▸ PROMPT
Could you filter the records below down to the lines that include the word "Natal"?

▸ Data items
------------------------------

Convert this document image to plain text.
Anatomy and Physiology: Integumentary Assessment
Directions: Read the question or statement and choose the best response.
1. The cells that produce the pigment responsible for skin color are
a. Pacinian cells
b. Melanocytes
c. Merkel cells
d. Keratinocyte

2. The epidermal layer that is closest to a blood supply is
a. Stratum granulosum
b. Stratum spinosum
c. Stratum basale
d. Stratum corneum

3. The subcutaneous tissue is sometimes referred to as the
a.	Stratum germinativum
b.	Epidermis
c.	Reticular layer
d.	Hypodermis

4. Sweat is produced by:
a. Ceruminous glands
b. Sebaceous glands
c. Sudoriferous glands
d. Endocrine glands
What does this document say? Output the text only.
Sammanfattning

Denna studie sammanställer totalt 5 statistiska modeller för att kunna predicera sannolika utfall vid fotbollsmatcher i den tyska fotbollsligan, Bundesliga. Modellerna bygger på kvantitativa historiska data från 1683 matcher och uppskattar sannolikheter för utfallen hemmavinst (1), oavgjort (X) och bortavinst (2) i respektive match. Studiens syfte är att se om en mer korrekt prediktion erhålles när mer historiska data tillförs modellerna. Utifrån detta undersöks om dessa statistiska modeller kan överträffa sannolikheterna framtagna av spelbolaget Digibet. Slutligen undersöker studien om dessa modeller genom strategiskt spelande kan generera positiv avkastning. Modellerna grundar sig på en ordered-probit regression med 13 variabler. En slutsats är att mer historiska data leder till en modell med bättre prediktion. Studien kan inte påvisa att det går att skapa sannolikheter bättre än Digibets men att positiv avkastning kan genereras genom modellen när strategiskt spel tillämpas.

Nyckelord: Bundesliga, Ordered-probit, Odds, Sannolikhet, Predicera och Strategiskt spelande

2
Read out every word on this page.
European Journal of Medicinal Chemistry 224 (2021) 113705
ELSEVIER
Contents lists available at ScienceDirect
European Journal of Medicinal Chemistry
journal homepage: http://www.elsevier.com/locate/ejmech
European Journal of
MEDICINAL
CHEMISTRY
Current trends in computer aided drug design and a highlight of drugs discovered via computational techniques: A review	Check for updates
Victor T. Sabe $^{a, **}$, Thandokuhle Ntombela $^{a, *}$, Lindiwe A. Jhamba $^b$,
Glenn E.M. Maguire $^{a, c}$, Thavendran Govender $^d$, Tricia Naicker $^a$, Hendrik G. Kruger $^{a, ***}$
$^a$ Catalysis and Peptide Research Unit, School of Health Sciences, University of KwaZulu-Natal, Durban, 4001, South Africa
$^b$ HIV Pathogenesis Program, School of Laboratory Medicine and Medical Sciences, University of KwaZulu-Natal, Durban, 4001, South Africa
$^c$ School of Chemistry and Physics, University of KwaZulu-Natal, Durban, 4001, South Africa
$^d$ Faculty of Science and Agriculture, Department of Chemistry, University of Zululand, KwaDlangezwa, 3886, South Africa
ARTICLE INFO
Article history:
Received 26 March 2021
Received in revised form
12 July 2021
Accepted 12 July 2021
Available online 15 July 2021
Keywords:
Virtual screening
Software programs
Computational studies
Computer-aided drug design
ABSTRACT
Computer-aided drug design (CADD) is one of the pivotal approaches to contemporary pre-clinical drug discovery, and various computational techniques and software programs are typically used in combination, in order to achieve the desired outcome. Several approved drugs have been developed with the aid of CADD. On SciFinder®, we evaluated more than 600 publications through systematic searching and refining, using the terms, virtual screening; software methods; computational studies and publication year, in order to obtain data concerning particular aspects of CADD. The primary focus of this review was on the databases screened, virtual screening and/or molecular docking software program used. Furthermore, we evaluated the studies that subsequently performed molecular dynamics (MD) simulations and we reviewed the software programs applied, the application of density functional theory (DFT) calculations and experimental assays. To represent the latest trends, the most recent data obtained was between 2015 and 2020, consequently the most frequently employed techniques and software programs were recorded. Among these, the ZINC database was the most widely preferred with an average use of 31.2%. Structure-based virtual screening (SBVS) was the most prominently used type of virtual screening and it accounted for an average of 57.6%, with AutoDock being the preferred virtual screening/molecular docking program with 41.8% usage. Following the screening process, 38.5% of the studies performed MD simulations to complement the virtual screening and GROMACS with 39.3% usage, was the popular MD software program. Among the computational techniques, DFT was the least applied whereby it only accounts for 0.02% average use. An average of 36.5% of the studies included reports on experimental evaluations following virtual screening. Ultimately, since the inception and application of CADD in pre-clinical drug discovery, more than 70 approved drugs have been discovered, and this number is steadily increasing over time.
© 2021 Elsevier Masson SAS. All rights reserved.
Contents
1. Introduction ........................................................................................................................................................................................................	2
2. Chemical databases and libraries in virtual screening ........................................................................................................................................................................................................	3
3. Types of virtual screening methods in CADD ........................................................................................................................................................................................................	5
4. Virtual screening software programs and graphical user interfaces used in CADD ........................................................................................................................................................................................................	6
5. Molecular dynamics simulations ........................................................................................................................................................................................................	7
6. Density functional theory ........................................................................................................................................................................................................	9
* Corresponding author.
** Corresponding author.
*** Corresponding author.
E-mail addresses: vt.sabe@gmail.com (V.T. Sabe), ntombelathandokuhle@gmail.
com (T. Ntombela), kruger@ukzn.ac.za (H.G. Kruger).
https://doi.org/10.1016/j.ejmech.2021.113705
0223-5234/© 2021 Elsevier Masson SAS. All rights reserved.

------------------------------

▸ ANSWER TO THIS TASK
$^a$ Catalysis and Peptide Research Unit, School of Health Sciences, University of KwaZulu-Natal, Durban, 4001, South Africa
$^b$ HIV Pathogenesis Program, School of Laboratory Medicine and Medical Sciences, University of KwaZulu-Natal, Durban, 4001, South Africa
$^c$ School of Chemistry and Physics, University of KwaZulu-Natal, Durban, 4001, South Africa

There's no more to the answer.